### Tasks to carry out:
- a) According to the generate_splits documentation below, what is the default value of test_ratio?
- b) Extend the generate_splits code below past its final line.

:: Given passage ::

Generates train, validation, and test splits from the full dataset Parameters: full_data: dictionary containing the full dataset val_ratio: ratio of validation data test_ratio: ratio of test data Returns: train_mask: boolean mask for training data val_mask: boolean mask for validation data test_mask: boolean mask for test data

Source code in tgb/nodeproppred/dataset.py

def generate_splits(
    self,
    full_data: Dict[str, Any],
    val_ratio: float = 0.15,
    test_ratio: float = 0.15,
) -> Tuple[np.ndarray, np.ndarray, np.ndarray]:
    r"""
    Generates train, validation, and test splits from the full dataset
    Parameters:
        full_data: dictionary containing the full dataset
        val_ratio: ratio of validation data
        test_ratio: ratio of test data
    Returns:
        train_mask: boolean mask for training data
        val_mask: boolean mask for validation data
        test_mask: boolean mask for test data
    """
    val_time, test_time = list(
        np.quantile(
            full_data["timestamps"],
            [(1 - val_ratio - test_ratio), (1 - test_ratio)],
        )
    )

:::
:: Source data ::

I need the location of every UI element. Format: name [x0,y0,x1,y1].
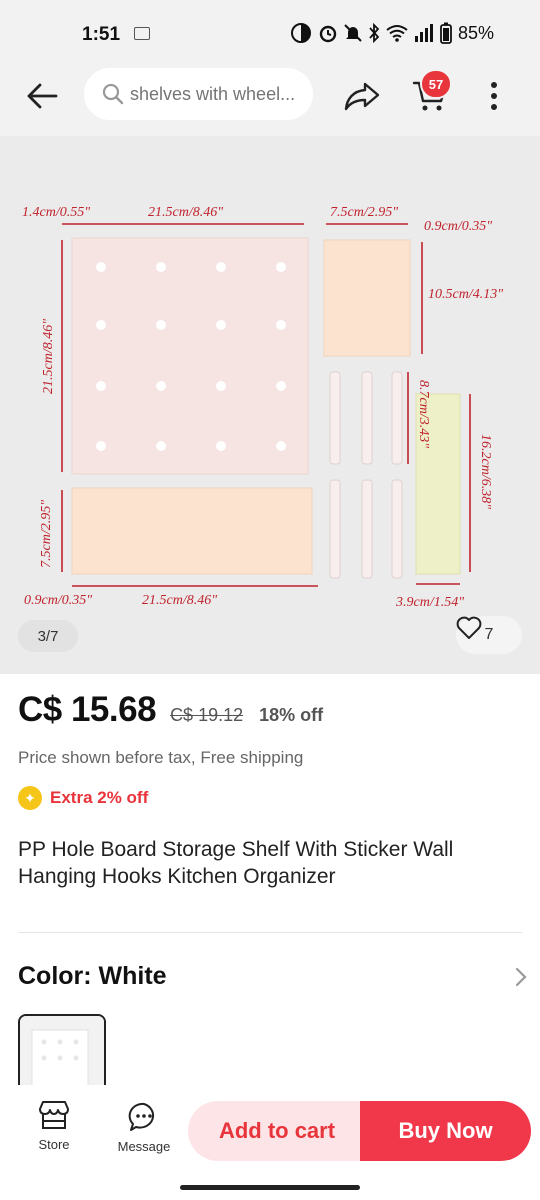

:::

### Responses by task:
- a) 0.15

- b)
    timestamps = full_data["timestamps"]
    train_mask = timestamps <= val_time
    val_mask = np.logical_and(timestamps <= test_time, timestamps > val_time)
    test_mask = timestamps > test_time

    return train_mask, val_mask, test_mask

`pre_process()`

Pre-process the dataset and generates the splits, must be run before dataset properties can be accessed Returns: None

Source code in tgb/nodeproppred/dataset.py

def pre_process(self) -> None:
    """
    Pre-process the dataset and generates the splits, must be run before dataset properties can be accessed
    Returns:
        None
    """
    # first check if all files exist
    if ("fname" not in self.meta_dict) or ("nodefile" not in self.meta_dict):
        raise Exception("meta_dict does not contain all required filenames")

    df, node_label_dict, edge_feat = self.generate_processed_files()
    sources = np.array(df["u"])
    destinations = np.array(df["i"])
    timestamps = np.array(df["ts"])
    edge_idxs = np.array(df["idx"])
    edge_label = np.ones(sources.shape[0])
    #self._edge_feat = np.array(df["w"])
    self._edge_feat = edge_feat

    full_data = {
        "sources": sources,
        "destinations": destinations,
        "timestamps": timestamps,
        "edge_idxs": edge_idxs,
        "edge_feat": self._edge_feat,
        "edge_label": edge_label,
    }
    self._full_data = full_data

    # storing the split masks
    _train_mask, _val_mask, _test_mask = self.generate_splits(full_data)

    self._train_mask = _train_mask
    self._val_mask = _val_mask
    self._test_mask = _test_mask

    self.label_dict = node_label_dict
    self.label_ts = np.array(list(node_label_dict.keys()))
    self.label_ts = np.sort(self.label_ts)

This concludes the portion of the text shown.